# Do this
Print the listing below word for word, keeping every line in its original order.

# Provided records
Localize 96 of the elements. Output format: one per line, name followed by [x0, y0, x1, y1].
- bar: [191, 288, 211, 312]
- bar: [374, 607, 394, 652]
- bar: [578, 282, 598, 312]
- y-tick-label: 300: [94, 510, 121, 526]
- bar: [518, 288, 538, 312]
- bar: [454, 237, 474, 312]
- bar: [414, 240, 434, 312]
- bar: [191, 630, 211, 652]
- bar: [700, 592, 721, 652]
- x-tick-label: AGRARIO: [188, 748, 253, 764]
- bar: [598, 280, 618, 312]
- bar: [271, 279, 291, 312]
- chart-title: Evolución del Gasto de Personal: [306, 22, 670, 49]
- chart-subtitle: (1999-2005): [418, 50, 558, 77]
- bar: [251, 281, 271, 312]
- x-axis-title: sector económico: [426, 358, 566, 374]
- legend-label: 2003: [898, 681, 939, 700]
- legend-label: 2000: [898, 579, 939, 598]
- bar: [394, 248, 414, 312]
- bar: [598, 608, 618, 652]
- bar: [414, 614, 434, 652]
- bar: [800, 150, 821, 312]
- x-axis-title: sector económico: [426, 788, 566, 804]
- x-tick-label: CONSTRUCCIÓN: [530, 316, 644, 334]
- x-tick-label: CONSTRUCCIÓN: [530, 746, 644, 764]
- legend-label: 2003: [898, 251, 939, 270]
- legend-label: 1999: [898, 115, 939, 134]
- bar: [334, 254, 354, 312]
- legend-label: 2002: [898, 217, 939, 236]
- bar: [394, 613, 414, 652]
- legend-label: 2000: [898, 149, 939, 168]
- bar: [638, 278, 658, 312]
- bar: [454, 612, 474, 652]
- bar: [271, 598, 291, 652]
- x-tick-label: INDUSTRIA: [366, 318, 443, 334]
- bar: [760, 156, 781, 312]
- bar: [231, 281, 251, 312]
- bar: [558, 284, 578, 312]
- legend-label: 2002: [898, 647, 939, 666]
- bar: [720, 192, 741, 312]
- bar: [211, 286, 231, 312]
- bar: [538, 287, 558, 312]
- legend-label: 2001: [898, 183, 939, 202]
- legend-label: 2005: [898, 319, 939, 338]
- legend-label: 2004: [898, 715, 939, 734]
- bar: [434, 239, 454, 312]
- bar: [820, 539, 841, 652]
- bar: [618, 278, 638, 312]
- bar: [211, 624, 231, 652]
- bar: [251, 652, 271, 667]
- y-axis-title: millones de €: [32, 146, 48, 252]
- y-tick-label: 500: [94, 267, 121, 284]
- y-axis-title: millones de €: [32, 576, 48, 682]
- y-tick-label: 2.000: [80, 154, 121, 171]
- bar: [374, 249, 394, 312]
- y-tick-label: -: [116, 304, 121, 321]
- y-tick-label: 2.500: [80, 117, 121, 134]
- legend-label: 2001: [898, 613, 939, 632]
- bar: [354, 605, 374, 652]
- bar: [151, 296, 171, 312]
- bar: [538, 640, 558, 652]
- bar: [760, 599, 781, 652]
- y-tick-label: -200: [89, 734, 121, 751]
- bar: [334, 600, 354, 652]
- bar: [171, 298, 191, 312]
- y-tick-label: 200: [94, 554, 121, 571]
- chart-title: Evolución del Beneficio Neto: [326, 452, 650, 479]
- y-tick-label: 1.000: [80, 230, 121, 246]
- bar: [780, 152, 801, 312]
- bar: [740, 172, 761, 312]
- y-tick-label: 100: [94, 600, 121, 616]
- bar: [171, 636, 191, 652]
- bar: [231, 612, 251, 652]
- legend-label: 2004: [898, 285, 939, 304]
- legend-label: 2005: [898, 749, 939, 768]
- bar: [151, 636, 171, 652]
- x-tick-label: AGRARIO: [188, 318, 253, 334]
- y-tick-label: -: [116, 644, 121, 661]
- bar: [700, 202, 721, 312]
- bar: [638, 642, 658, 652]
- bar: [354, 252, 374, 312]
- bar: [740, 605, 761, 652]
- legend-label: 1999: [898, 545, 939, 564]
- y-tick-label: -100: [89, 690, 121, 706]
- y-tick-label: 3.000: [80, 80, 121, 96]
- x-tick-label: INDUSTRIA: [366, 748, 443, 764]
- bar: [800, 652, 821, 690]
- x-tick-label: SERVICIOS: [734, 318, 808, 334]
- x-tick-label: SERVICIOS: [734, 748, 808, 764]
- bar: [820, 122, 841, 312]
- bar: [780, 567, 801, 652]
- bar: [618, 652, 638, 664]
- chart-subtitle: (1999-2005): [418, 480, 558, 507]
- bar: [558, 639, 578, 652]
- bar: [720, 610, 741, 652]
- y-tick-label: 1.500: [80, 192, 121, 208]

# Answer to the problem
Localize 96 of the elements. Output format: one per line, name followed by [x0, y0, x1, y1].
- bar: [191, 288, 211, 312]
- bar: [374, 607, 394, 652]
- bar: [578, 282, 598, 312]
- y-tick-label: 300: [94, 510, 121, 526]
- bar: [518, 288, 538, 312]
- bar: [454, 237, 474, 312]
- bar: [414, 240, 434, 312]
- bar: [191, 630, 211, 652]
- bar: [700, 592, 721, 652]
- x-tick-label: AGRARIO: [188, 748, 253, 764]
- bar: [598, 280, 618, 312]
- bar: [271, 279, 291, 312]
- chart-title: Evolución del Gasto de Personal: [306, 22, 670, 49]
- chart-subtitle: (1999-2005): [418, 50, 558, 77]
- bar: [251, 281, 271, 312]
- x-axis-title: sector económico: [426, 358, 566, 374]
- legend-label: 2003: [898, 681, 939, 700]
- legend-label: 2000: [898, 579, 939, 598]
- bar: [394, 248, 414, 312]
- bar: [598, 608, 618, 652]
- bar: [414, 614, 434, 652]
- bar: [800, 150, 821, 312]
- x-axis-title: sector económico: [426, 788, 566, 804]
- x-tick-label: CONSTRUCCIÓN: [530, 316, 644, 334]
- x-tick-label: CONSTRUCCIÓN: [530, 746, 644, 764]
- legend-label: 2003: [898, 251, 939, 270]
- legend-label: 1999: [898, 115, 939, 134]
- bar: [334, 254, 354, 312]
- legend-label: 2002: [898, 217, 939, 236]
- bar: [394, 613, 414, 652]
- legend-label: 2000: [898, 149, 939, 168]
- bar: [638, 278, 658, 312]
- bar: [454, 612, 474, 652]
- bar: [271, 598, 291, 652]
- x-tick-label: INDUSTRIA: [366, 318, 443, 334]
- bar: [760, 156, 781, 312]
- bar: [231, 281, 251, 312]
- bar: [558, 284, 578, 312]
- legend-label: 2002: [898, 647, 939, 666]
- bar: [720, 192, 741, 312]
- bar: [211, 286, 231, 312]
- bar: [538, 287, 558, 312]
- legend-label: 2001: [898, 183, 939, 202]
- legend-label: 2005: [898, 319, 939, 338]
- legend-label: 2004: [898, 715, 939, 734]
- bar: [434, 239, 454, 312]
- bar: [820, 539, 841, 652]
- bar: [618, 278, 638, 312]
- bar: [211, 624, 231, 652]
- bar: [251, 652, 271, 667]
- y-axis-title: millones de €: [32, 146, 48, 252]
- y-tick-label: 500: [94, 267, 121, 284]
- y-axis-title: millones de €: [32, 576, 48, 682]
- y-tick-label: 2.000: [80, 154, 121, 171]
- bar: [374, 249, 394, 312]
- y-tick-label: -: [116, 304, 121, 321]
- y-tick-label: 2.500: [80, 117, 121, 134]
- legend-label: 2001: [898, 613, 939, 632]
- bar: [354, 605, 374, 652]
- bar: [151, 296, 171, 312]
- bar: [538, 640, 558, 652]
- bar: [760, 599, 781, 652]
- y-tick-label: -200: [89, 734, 121, 751]
- bar: [334, 600, 354, 652]
- bar: [171, 298, 191, 312]
- y-tick-label: 200: [94, 554, 121, 571]
- chart-title: Evolución del Beneficio Neto: [326, 452, 650, 479]
- y-tick-label: 1.000: [80, 230, 121, 246]
- bar: [780, 152, 801, 312]
- bar: [740, 172, 761, 312]
- y-tick-label: 100: [94, 600, 121, 616]
- bar: [171, 636, 191, 652]
- bar: [231, 612, 251, 652]
- legend-label: 2004: [898, 285, 939, 304]
- legend-label: 2005: [898, 749, 939, 768]
- bar: [151, 636, 171, 652]
- x-tick-label: AGRARIO: [188, 318, 253, 334]
- y-tick-label: -: [116, 644, 121, 661]
- bar: [700, 202, 721, 312]
- bar: [638, 642, 658, 652]
- bar: [354, 252, 374, 312]
- bar: [740, 605, 761, 652]
- legend-label: 1999: [898, 545, 939, 564]
- y-tick-label: -100: [89, 690, 121, 706]
- y-tick-label: 3.000: [80, 80, 121, 96]
- x-tick-label: INDUSTRIA: [366, 748, 443, 764]
- bar: [800, 652, 821, 690]
- x-tick-label: SERVICIOS: [734, 318, 808, 334]
- x-tick-label: SERVICIOS: [734, 748, 808, 764]
- bar: [820, 122, 841, 312]
- bar: [780, 567, 801, 652]
- bar: [618, 652, 638, 664]
- chart-subtitle: (1999-2005): [418, 480, 558, 507]
- bar: [558, 639, 578, 652]
- bar: [720, 610, 741, 652]
- y-tick-label: 1.500: [80, 192, 121, 208]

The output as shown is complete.